## GOAL OF THE EXERCISE
Would you return all of this data exactly, leaving nothing out?
BEGIN INPUT FOR THIS TASK
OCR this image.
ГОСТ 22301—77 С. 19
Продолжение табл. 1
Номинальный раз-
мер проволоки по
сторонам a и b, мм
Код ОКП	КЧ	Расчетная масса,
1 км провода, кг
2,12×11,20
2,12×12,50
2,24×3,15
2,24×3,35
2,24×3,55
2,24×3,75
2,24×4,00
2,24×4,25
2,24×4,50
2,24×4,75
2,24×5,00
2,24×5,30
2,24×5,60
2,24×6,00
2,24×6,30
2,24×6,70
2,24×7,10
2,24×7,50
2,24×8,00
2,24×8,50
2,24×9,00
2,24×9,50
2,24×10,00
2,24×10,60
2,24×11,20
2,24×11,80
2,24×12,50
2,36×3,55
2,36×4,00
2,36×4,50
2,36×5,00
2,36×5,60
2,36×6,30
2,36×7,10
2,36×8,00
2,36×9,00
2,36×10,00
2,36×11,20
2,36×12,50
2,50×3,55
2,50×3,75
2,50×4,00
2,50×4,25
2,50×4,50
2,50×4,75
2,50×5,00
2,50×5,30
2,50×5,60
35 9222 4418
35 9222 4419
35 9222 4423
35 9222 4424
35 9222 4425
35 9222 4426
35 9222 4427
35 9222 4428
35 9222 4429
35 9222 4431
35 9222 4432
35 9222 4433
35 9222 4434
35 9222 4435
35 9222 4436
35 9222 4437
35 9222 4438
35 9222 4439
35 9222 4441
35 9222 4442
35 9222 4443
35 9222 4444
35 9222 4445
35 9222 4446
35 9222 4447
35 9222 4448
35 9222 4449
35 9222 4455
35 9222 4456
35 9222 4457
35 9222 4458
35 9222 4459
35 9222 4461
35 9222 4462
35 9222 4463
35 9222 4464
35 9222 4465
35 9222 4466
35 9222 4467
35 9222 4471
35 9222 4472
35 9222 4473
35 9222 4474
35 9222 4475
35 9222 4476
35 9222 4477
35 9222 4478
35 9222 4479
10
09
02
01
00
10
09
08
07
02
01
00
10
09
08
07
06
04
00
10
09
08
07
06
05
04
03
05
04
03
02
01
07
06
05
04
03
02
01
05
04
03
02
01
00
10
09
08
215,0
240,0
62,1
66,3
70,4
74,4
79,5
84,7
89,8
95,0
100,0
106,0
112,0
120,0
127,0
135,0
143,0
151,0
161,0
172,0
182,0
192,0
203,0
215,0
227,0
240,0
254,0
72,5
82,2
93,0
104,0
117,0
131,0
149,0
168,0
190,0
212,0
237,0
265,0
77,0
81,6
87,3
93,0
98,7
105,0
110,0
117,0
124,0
END INPUT FOR THIS TASK
## REPLY
OCR this image.
ГОСТ 22301—77 С. 19
Продолжение табл. 1
Номинальный раз-
мер проволоки по
сторонам a и b, мм
Код ОКП	КЧ	Расчетная масса,
1 км провода, кг
2,12×11,20
2,12×12,50
2,24×3,15
2,24×3,35
2,24×3,55
2,24×3,75
2,24×4,00
2,24×4,25
2,24×4,50
2,24×4,75
2,24×5,00
2,24×5,30
2,24×5,60
2,24×6,00
2,24×6,30
2,24×6,70
2,24×7,10
2,24×7,50
2,24×8,00
2,24×8,50
2,24×9,00
2,24×9,50
2,24×10,00
2,24×10,60
2,24×11,20
2,24×11,80
2,24×12,50
2,36×3,55
2,36×4,00
2,36×4,50
2,36×5,00
2,36×5,60
2,36×6,30
2,36×7,10
2,36×8,00
2,36×9,00
2,36×10,00
2,36×11,20
2,36×12,50
2,50×3,55
2,50×3,75
2,50×4,00
2,50×4,25
2,50×4,50
2,50×4,75
2,50×5,00
2,50×5,30
2,50×5,60
35 9222 4418
35 9222 4419
35 9222 4423
35 9222 4424
35 9222 4425
35 9222 4426
35 9222 4427
35 9222 4428
35 9222 4429
35 9222 4431
35 9222 4432
35 9222 4433
35 9222 4434
35 9222 4435
35 9222 4436
35 9222 4437
35 9222 4438
35 9222 4439
35 9222 4441
35 9222 4442
35 9222 4443
35 9222 4444
35 9222 4445
35 9222 4446
35 9222 4447
35 9222 4448
35 9222 4449
35 9222 4455
35 9222 4456
35 9222 4457
35 9222 4458
35 9222 4459
35 9222 4461
35 9222 4462
35 9222 4463
35 9222 4464
35 9222 4465
35 9222 4466
35 9222 4467
35 9222 4471
35 9222 4472
35 9222 4473
35 9222 4474
35 9222 4475
35 9222 4476
35 9222 4477
35 9222 4478
35 9222 4479
10
09
02
01
00
10
09
08
07
02
01
00
10
09
08
07
06
04
00
10
09
08
07
06
05
04
03
05
04
03
02
01
07
06
05
04
03
02
01
05
04
03
02
01
00
10
09
08
215,0
240,0
62,1
66,3
70,4
74,4
79,5
84,7
89,8
95,0
100,0
106,0
112,0
120,0
127,0
135,0
143,0
151,0
161,0
172,0
182,0
192,0
203,0
215,0
227,0
240,0
254,0
72,5
82,2
93,0
104,0
117,0
131,0
149,0
168,0
190,0
212,0
237,0
265,0
77,0
81,6
87,3
93,0
98,7
105,0
110,0
117,0
124,0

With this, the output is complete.